AVAILABLE RECORDS:
-=-=-

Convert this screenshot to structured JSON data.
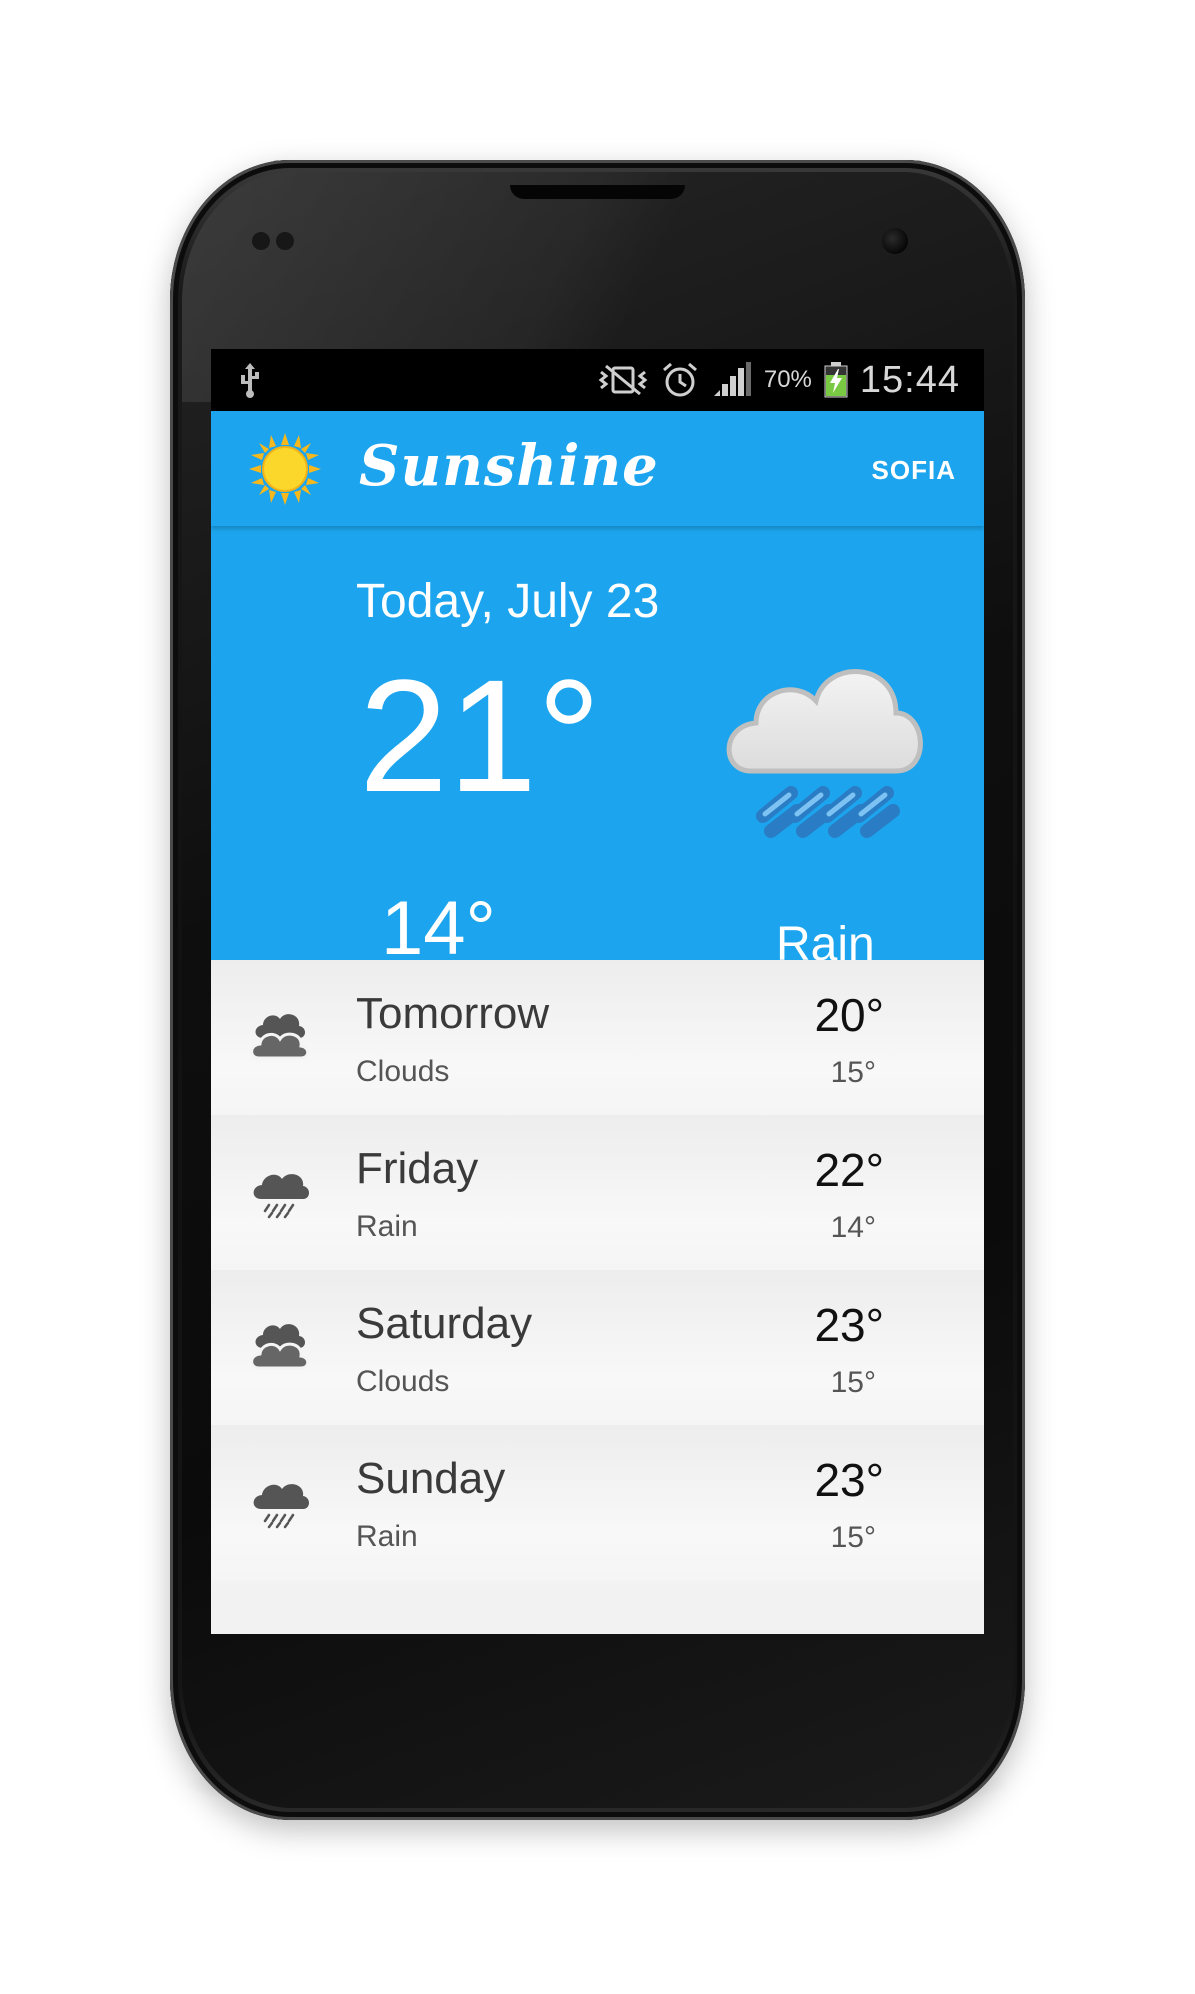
{
  "status_bar": {
    "battery_percent": "70%",
    "time": "15:44",
    "icons": [
      "usb-icon",
      "vibrate-icon",
      "alarm-icon",
      "signal-icon",
      "battery-charging-icon"
    ]
  },
  "action_bar": {
    "app_title": "Sunshine",
    "location": "SOFIA",
    "logo_icon": "sun-icon"
  },
  "today": {
    "date": "Today, July 23",
    "high": "21°",
    "low": "14°",
    "description": "Rain",
    "icon": "rain-icon"
  },
  "forecast": [
    {
      "day": "Tomorrow",
      "description": "Clouds",
      "high": "20°",
      "low": "15°",
      "icon": "clouds-icon"
    },
    {
      "day": "Friday",
      "description": "Rain",
      "high": "22°",
      "low": "14°",
      "icon": "rain-icon"
    },
    {
      "day": "Saturday",
      "description": "Clouds",
      "high": "23°",
      "low": "15°",
      "icon": "clouds-icon"
    },
    {
      "day": "Sunday",
      "description": "Rain",
      "high": "23°",
      "low": "15°",
      "icon": "rain-icon"
    }
  ],
  "colors": {
    "primary": "#1ca5ee",
    "list_background": "#f0f0f0",
    "phone_body": "#111111"
  }
}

-=-=-

BRIEF: All of the entries above should be duplicated exactly, except for the pictures.

REPLY:
Convert this screenshot to structured JSON data.
{
  "status_bar": {
    "battery_percent": "70%",
    "time": "15:44",
    "icons": [
      "usb-icon",
      "vibrate-icon",
      "alarm-icon",
      "signal-icon",
      "battery-charging-icon"
    ]
  },
  "action_bar": {
    "app_title": "Sunshine",
    "location": "SOFIA",
    "logo_icon": "sun-icon"
  },
  "today": {
    "date": "Today, July 23",
    "high": "21°",
    "low": "14°",
    "description": "Rain",
    "icon": "rain-icon"
  },
  "forecast": [
    {
      "day": "Tomorrow",
      "description": "Clouds",
      "high": "20°",
      "low": "15°",
      "icon": "clouds-icon"
    },
    {
      "day": "Friday",
      "description": "Rain",
      "high": "22°",
      "low": "14°",
      "icon": "rain-icon"
    },
    {
      "day": "Saturday",
      "description": "Clouds",
      "high": "23°",
      "low": "15°",
      "icon": "clouds-icon"
    },
    {
      "day": "Sunday",
      "description": "Rain",
      "high": "23°",
      "low": "15°",
      "icon": "rain-icon"
    }
  ],
  "colors": {
    "primary": "#1ca5ee",
    "list_background": "#f0f0f0",
    "phone_body": "#111111"
  }
}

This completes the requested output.